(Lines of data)
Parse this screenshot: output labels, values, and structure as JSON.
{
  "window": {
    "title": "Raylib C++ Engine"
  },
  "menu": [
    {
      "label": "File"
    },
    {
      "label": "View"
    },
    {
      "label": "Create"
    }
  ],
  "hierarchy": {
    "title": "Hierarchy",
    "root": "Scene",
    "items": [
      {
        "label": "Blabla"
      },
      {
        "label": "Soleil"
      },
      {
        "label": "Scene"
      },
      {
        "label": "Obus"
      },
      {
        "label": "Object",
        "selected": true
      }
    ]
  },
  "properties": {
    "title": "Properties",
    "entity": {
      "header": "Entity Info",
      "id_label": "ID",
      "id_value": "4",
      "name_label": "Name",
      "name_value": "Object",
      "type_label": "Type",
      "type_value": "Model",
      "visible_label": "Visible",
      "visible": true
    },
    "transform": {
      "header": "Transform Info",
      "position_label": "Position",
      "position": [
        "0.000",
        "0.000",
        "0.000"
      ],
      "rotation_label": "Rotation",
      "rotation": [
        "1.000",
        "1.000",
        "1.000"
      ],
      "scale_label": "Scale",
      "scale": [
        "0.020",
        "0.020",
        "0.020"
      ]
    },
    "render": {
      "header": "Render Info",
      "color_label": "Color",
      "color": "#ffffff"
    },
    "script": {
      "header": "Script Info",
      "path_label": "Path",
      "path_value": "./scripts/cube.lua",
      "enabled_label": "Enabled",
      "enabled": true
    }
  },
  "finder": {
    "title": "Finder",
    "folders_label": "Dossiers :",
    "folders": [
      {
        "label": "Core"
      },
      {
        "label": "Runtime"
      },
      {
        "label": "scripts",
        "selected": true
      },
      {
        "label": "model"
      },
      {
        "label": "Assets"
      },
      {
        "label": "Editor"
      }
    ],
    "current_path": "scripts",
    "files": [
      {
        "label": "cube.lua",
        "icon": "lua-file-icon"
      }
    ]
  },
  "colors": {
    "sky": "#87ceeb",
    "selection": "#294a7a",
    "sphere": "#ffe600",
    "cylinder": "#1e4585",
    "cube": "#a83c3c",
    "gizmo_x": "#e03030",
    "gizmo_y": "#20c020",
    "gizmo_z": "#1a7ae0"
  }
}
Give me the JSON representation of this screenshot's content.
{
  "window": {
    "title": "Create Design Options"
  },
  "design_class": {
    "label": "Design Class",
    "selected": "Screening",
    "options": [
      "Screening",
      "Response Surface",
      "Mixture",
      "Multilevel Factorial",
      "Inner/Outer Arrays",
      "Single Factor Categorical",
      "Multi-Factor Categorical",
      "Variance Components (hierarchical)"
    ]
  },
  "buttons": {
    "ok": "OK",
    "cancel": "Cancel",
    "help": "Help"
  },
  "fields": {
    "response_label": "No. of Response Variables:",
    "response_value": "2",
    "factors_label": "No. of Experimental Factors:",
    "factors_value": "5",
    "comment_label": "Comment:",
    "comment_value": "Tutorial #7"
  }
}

(WRITTEN REQUEST): Search the data for "scripts". Copy every line that has it.

(TASK RESPONSE):
      "path_value": "./scripts/cube.lua",
        "label": "scripts",
    "current_path": "scripts",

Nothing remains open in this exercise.